SHORT TASK — From the listing below, pull each line that includes "text".

Stored data entries —
====

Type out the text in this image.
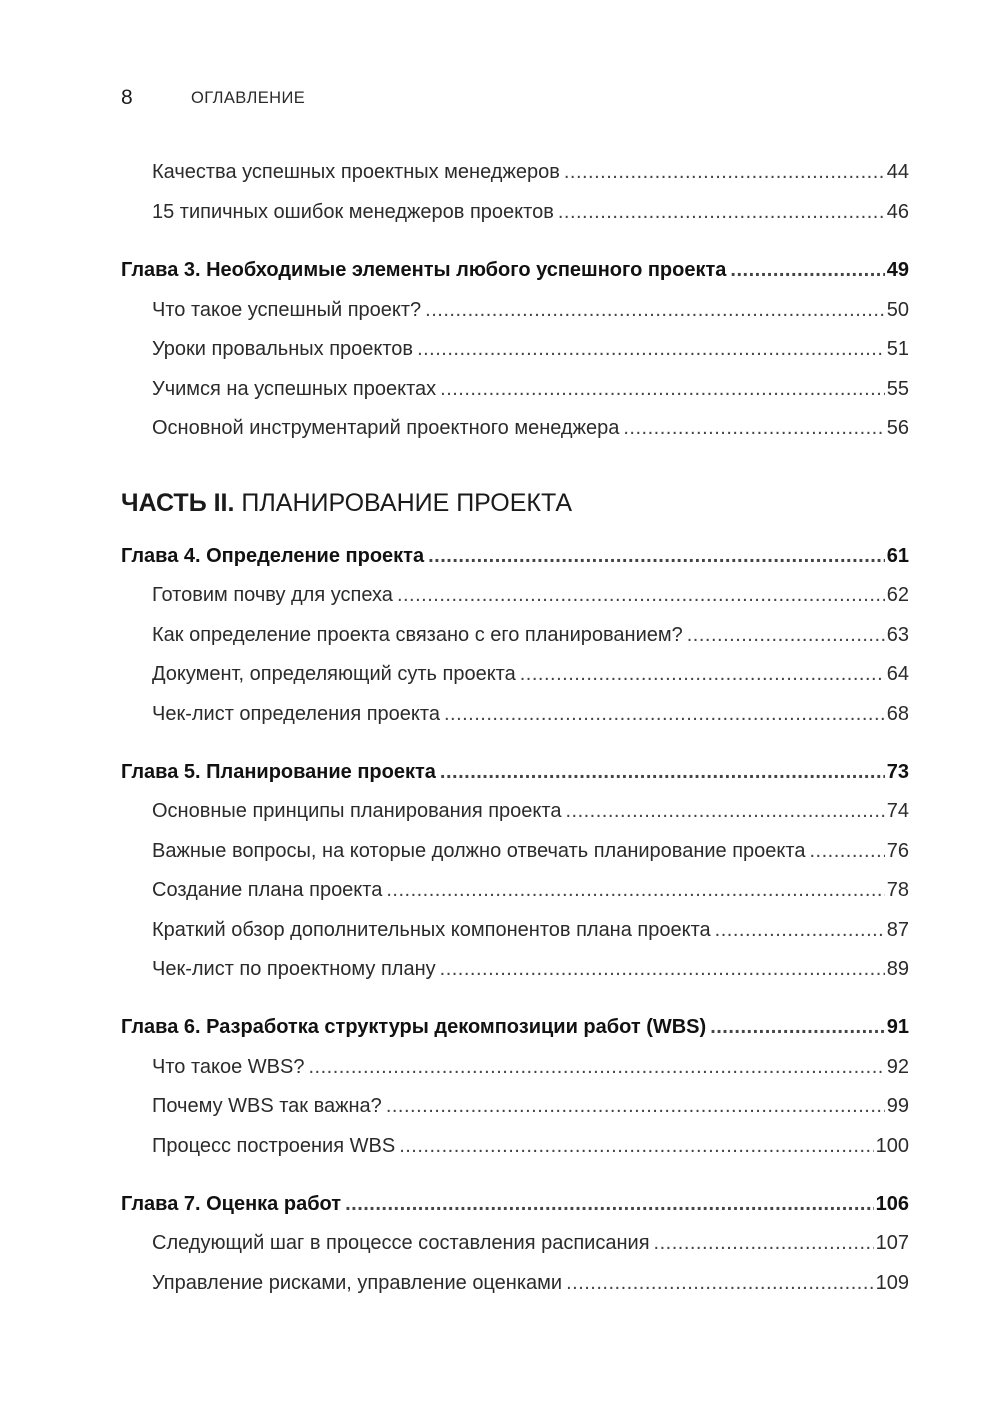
8	ОГЛАВЛЕНИЕ
ЧАСТЬ II. ПЛАНИРОВАНИЕ ПРОЕКТА
Качества успешных проектных менеджеров .....	44
15 типичных ошибок менеджеров проектов .....	46
Глава 3. Необходимые элементы любого успешного проекта .....	49
Что такое успешный проект? .....	50
Уроки провальных проектов .....	51
Учимся на успешных проектах .....	55
Основной инструментарий проектного менеджера .....	56
Глава 4. Определение проекта .....	61
Готовим почву для успеха .....	62
Как определение проекта связано с его планированием? .....	63
Документ, определяющий суть проекта .....	64
Чек-лист определения проекта .....	68
Глава 5. Планирование проекта .....	73
Основные принципы планирования проекта .....	74
Важные вопросы, на которые должно отвечать планирование проекта .....	76
Создание плана проекта .....	78
Краткий обзор дополнительных компонентов плана проекта .....	87
Чек-лист по проектному плану .....	89
Глава 6. Разработка структуры декомпозиции работ (WBS) .....	91
Что такое WBS? .....	92
Почему WBS так важна? .....	99
Процесс построения WBS .....	100
Глава 7. Оценка работ .....	106
Следующий шаг в процессе составления расписания .....	107
Управление рисками, управление оценками .....	109
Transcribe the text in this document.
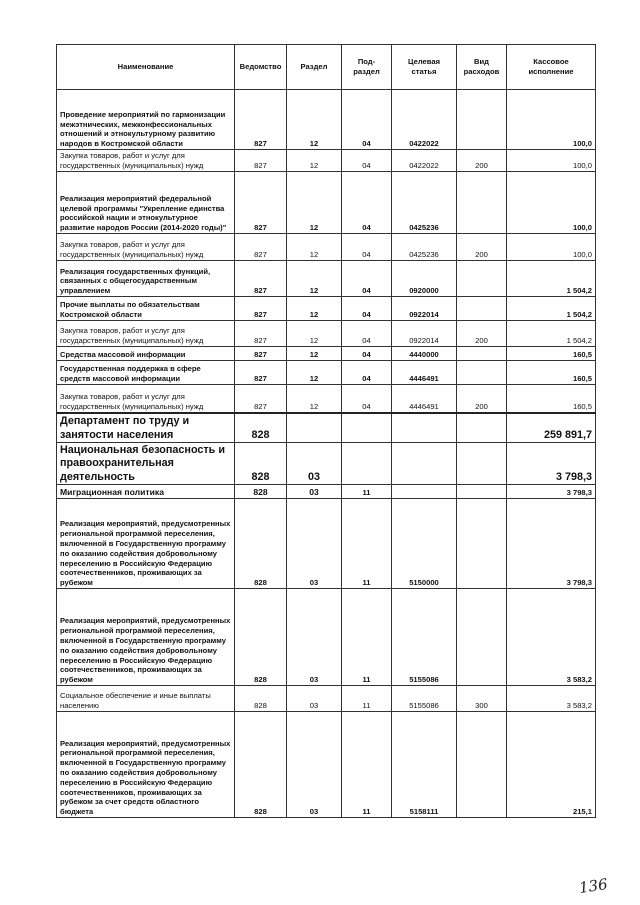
Наименование	Ведомство	Раздел	Под-раздел	Целевая статья	Вид расходов	Кассовое исполнение
Проведение мероприятий по гармонизации межэтнических, межконфессиональных отношений и этнокультурному развитию народов в Костромской области	827	12	04	0422022		100,0
Закупка товаров, работ и услуг для государственных (муниципальных) нужд	827	12	04	0422022	200	100,0
Реализация мероприятий федеральной целевой программы "Укрепление единства российской нации и этнокультурное развитие народов России (2014-2020 годы)"	827	12	04	0425236		100,0
Закупка товаров, работ и услуг для государственных (муниципальных) нужд	827	12	04	0425236	200	100,0
Реализация государственных функций, связанных с общегосударственным управлением	827	12	04	0920000		1 504,2
Прочие выплаты по обязательствам Костромской области	827	12	04	0922014		1 504,2
Закупка товаров, работ и услуг для государственных (муниципальных) нужд	827	12	04	0922014	200	1 504,2
Средства массовой информации	827	12	04	4440000		160,5
Государственная поддержка в сфере средств массовой информации	827	12	04	4446491		160,5
Закупка товаров, работ и услуг для государственных (муниципальных) нужд	827	12	04	4446491	200	160,5
Департамент по труду и занятости населения	828					259 891,7
Национальная безопасность и правоохранительная деятельность	828	03				3 798,3
Миграционная политика	828	03	11			3 798,3
Реализация мероприятий, предусмотренных региональной программой переселения, включенной в Государственную программу по оказанию содействия добровольному переселению в Российскую Федерацию соотечественников, проживающих за рубежом	828	03	11	5150000		3 798,3
Реализация мероприятий, предусмотренных региональной программой переселения, включенной в Государственную программу по оказанию содействия добровольному переселению в Российскую Федерацию соотечественников, проживающих за рубежом	828	03	11	5155086		3 583,2
Социальное обеспечение и иные выплаты населению	828	03	11	5155086	300	3 583,2
Реализация мероприятий, предусмотренных региональной программой переселения, включенной в Государственную программу по оказанию содействия добровольному переселению в Российскую Федерацию соотечественников, проживающих за рубежом за счет средств областного бюджета	828	03	11	5158111		215,1
136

====

ANSWER IN FULL —
Type out the text in this image.
Transcribe the text in this document.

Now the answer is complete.